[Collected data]
..............................

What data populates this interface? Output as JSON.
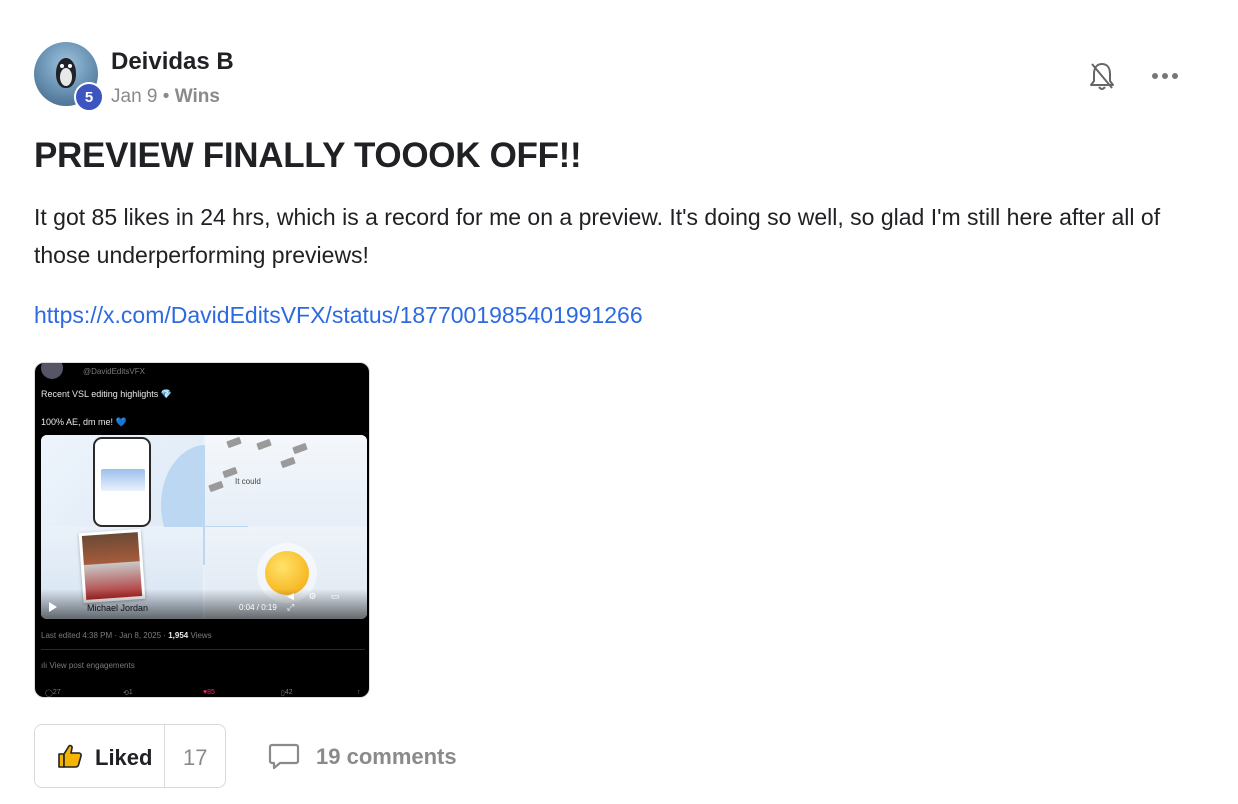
{
  "post": {
    "author": "Deividas B",
    "level": "5",
    "date": "Jan 9",
    "separator": "•",
    "category": "Wins",
    "title": "PREVIEW FINALLY TOOOK OFF!!",
    "body": "It got 85 likes in 24 hrs, which is a record for me on a preview. It's doing so well, so glad I'm still here after all of those underperforming previews!",
    "link": "https://x.com/DavidEditsVFX/status/1877001985401991266"
  },
  "attachment": {
    "handle": "@DavidEditsVFX",
    "line1": "Recent VSL editing highlights",
    "line2": "100% AE, dm me!",
    "gem_icon": "💎",
    "heart_icon": "💙",
    "video_caption": "It could",
    "video_label": "Michael Jordan",
    "video_time": "0:04 / 0:19",
    "edited_prefix": "Last edited 4:38 PM · Jan 8, 2025 ·",
    "views_count": "1,954",
    "views_label": "Views",
    "engagements": "View post engagements",
    "replies": "27",
    "reposts": "1",
    "likes": "85",
    "bookmarks": "42"
  },
  "actions": {
    "like_label": "Liked",
    "like_count": "17",
    "comments_label": "19 comments"
  },
  "icons": {
    "bell": "bell-off-icon",
    "more": "more-horizontal-icon",
    "thumb": "thumbs-up-icon",
    "comment": "comment-icon"
  },
  "colors": {
    "link": "#2d6ae0",
    "badge": "#3d55c0",
    "muted": "#8a8a8a",
    "thumb": "#f5b400"
  }
}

..............................

Task prompt: Quote each entry above verbatim and drop the pictures.

Result of the exercise:
What data populates this interface? Output as JSON.
{
  "post": {
    "author": "Deividas B",
    "level": "5",
    "date": "Jan 9",
    "separator": "•",
    "category": "Wins",
    "title": "PREVIEW FINALLY TOOOK OFF!!",
    "body": "It got 85 likes in 24 hrs, which is a record for me on a preview. It's doing so well, so glad I'm still here after all of those underperforming previews!",
    "link": "https://x.com/DavidEditsVFX/status/1877001985401991266"
  },
  "attachment": {
    "handle": "@DavidEditsVFX",
    "line1": "Recent VSL editing highlights",
    "line2": "100% AE, dm me!",
    "gem_icon": "💎",
    "heart_icon": "💙",
    "video_caption": "It could",
    "video_label": "Michael Jordan",
    "video_time": "0:04 / 0:19",
    "edited_prefix": "Last edited 4:38 PM · Jan 8, 2025 ·",
    "views_count": "1,954",
    "views_label": "Views",
    "engagements": "View post engagements",
    "replies": "27",
    "reposts": "1",
    "likes": "85",
    "bookmarks": "42"
  },
  "actions": {
    "like_label": "Liked",
    "like_count": "17",
    "comments_label": "19 comments"
  },
  "icons": {
    "bell": "bell-off-icon",
    "more": "more-horizontal-icon",
    "thumb": "thumbs-up-icon",
    "comment": "comment-icon"
  },
  "colors": {
    "link": "#2d6ae0",
    "badge": "#3d55c0",
    "muted": "#8a8a8a",
    "thumb": "#f5b400"
  }
}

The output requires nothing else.